■ **DATA FOR THIS EXERCISE**
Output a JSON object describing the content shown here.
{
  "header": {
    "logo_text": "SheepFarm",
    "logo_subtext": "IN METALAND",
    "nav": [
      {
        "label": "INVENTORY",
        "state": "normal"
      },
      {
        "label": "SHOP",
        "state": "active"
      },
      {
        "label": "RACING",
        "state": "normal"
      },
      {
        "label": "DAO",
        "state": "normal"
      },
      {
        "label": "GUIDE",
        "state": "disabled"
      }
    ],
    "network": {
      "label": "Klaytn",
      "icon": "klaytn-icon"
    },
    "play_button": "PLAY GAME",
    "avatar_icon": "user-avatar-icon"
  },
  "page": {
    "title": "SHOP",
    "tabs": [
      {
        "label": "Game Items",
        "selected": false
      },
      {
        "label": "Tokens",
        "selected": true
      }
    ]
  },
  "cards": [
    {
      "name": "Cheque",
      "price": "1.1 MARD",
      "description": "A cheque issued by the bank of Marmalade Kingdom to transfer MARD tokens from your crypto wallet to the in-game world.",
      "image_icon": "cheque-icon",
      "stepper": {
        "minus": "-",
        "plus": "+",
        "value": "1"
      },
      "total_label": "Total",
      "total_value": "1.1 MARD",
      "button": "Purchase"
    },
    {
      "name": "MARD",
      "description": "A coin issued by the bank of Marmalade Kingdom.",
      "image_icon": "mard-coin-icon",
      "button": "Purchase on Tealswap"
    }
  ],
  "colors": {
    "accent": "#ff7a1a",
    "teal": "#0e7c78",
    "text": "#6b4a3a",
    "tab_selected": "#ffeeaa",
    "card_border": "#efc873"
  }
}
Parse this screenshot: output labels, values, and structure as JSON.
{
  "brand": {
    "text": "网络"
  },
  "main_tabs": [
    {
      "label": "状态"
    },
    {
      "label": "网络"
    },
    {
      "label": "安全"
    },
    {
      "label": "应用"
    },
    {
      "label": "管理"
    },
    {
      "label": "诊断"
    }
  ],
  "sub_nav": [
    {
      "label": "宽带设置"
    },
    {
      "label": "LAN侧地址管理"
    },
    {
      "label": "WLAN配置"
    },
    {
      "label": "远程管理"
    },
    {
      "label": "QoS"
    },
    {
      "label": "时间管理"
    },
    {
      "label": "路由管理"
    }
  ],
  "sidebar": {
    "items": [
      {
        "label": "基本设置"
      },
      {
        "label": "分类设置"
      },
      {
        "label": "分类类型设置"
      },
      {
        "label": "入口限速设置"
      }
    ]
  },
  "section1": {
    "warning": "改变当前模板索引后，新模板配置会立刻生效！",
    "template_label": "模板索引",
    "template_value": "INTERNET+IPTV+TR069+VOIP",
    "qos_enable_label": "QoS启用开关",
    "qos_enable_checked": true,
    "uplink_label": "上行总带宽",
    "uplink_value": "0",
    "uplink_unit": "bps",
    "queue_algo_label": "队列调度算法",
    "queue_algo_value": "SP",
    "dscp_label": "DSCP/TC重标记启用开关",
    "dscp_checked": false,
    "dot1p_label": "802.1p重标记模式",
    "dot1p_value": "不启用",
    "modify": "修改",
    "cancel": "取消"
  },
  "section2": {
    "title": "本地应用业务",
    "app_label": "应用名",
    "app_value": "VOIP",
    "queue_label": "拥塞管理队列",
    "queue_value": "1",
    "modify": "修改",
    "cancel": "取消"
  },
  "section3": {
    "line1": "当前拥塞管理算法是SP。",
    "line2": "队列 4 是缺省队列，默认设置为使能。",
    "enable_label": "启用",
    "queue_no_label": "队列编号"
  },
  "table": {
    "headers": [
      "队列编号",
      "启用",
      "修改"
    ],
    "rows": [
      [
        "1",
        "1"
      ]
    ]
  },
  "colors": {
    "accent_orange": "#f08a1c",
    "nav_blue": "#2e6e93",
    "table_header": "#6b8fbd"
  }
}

■ **WORK INSTRUCTIONS**
Of all the lines above, how many contain the word "true"? Answer with only the number.

■ **FINAL ANSWER**
2